***** SEGMENTO DO DOCUMENTO

Por que jogar e brincar pede a repetição? Esses desafios encantam pelo prazer funcional de sua realização. Mesmo que se cansem, as crianças querem (esperam) continuar jogando e brincando. Há um afeto perceptivo, ou seja, algo que agrada ao corpo e ao pensamento. Até o medo e a dor ficam suportáveis, interessantes, porque fazem sentido. Por isso, trata-se de uma experiência que pede repetição por tudo aquilo que representa ou mobiliza. Graças a isso, aprendemos a identificar informações ou qualidades nas coisas ou em nós mesmos - para reconhecer coisas agradáveis e desagradáveis e, assim, variar as experiências e combiná-las das mais variadas formas.

"Brincar é mais que aprender, é uma experiência essencial, um modo de decidir como percorrer a própria vida com responsabilidade" (Lino de Macedo )

Por que jogar e brincar são formas de representação? Uma das conseqüências maravilhosas, nesse contexto de repetir, variar, recombinar e inventar, é poder criar representações. Quando brincam de casinha, as crianças vivem a experiência de reconstruir o cotidiano e simbolizar a vida. Graças a isso, podem suportar ou compreender os tempos que a mãe, por exemplo, fica longe delas. Representar, mesmo num contexto de faz-de-conta, supõe envolvimento. O representado não está fisicamente aqui, mas simbolicamente sim. Envolver-se é relacionar-se com as coisas de muitos modos. E inventar situações mediadas por pensamentos e histórias construídos na brincadeira. É estar entre, fora, longe, perto, acima, abaixo, é construir simbolicamente um modo de imitar, jogar, sonhar, comunicar e falar com o mundo, inventando uma história nos limites das possibilidades e necessidades.

**********

LISTA DE TAREFAS:
1) No trecho sobre jogar e brincar, quais palavras de posição vêm logo depois de "É estar"? Liste todas.
2) Retorne, sem nenhuma alteração, a parte do trecho sobre jogar e brincar que começa nas palavras "Por que jogar e brincar pede" e termina logo depois de "mais variadas formas.".

***** DADOS FORNECIDOS

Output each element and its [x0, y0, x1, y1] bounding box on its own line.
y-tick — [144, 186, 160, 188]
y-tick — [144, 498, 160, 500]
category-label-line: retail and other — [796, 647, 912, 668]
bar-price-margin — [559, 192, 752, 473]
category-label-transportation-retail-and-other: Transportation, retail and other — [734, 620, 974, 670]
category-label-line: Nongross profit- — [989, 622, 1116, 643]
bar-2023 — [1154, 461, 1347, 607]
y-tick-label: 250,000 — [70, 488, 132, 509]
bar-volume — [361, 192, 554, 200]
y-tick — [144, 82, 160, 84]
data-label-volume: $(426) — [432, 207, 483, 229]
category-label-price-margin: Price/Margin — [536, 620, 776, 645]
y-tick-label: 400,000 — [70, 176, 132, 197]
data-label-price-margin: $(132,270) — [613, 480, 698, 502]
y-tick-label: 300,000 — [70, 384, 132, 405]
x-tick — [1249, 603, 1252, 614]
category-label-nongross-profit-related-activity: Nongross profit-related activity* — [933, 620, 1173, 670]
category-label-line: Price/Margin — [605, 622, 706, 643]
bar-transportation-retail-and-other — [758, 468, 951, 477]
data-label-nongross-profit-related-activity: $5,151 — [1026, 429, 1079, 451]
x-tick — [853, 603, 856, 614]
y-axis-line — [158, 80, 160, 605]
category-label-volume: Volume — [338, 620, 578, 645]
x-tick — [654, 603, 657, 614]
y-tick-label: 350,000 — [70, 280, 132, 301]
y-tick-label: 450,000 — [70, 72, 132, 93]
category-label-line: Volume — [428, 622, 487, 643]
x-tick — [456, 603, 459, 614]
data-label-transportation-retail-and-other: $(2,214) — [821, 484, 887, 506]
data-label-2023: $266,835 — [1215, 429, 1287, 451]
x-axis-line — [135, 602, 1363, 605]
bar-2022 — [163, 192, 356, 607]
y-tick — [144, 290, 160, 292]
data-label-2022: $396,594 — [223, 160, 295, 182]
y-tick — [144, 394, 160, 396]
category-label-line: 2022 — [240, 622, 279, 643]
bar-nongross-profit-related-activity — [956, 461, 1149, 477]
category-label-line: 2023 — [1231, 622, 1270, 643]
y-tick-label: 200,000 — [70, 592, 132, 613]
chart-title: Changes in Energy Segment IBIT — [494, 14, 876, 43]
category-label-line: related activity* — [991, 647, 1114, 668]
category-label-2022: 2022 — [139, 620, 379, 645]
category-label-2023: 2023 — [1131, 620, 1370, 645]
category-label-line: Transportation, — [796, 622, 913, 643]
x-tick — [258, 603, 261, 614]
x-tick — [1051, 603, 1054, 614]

**********

RESPOSTAS A SEGUIR:
1) entre, fora, longe, perto, acima, abaixo

2)
Por que jogar e brincar pede a repetição? Esses desafios encantam pelo prazer funcional de sua realização. Mesmo que se cansem, as crianças querem (esperam) continuar jogando e brincando. Há um afeto perceptivo, ou seja, algo que agrada ao corpo e ao pensamento. Até o medo e a dor ficam suportáveis, interessantes, porque fazem sentido. Por isso, trata-se de uma experiência que pede repetição por tudo aquilo que representa ou mobiliza. Graças a isso, aprendemos a identificar informações ou qualidades nas coisas ou em nós mesmos - para reconhecer coisas agradáveis e desagradáveis e, assim, variar as experiências e combiná-las das mais variadas formas.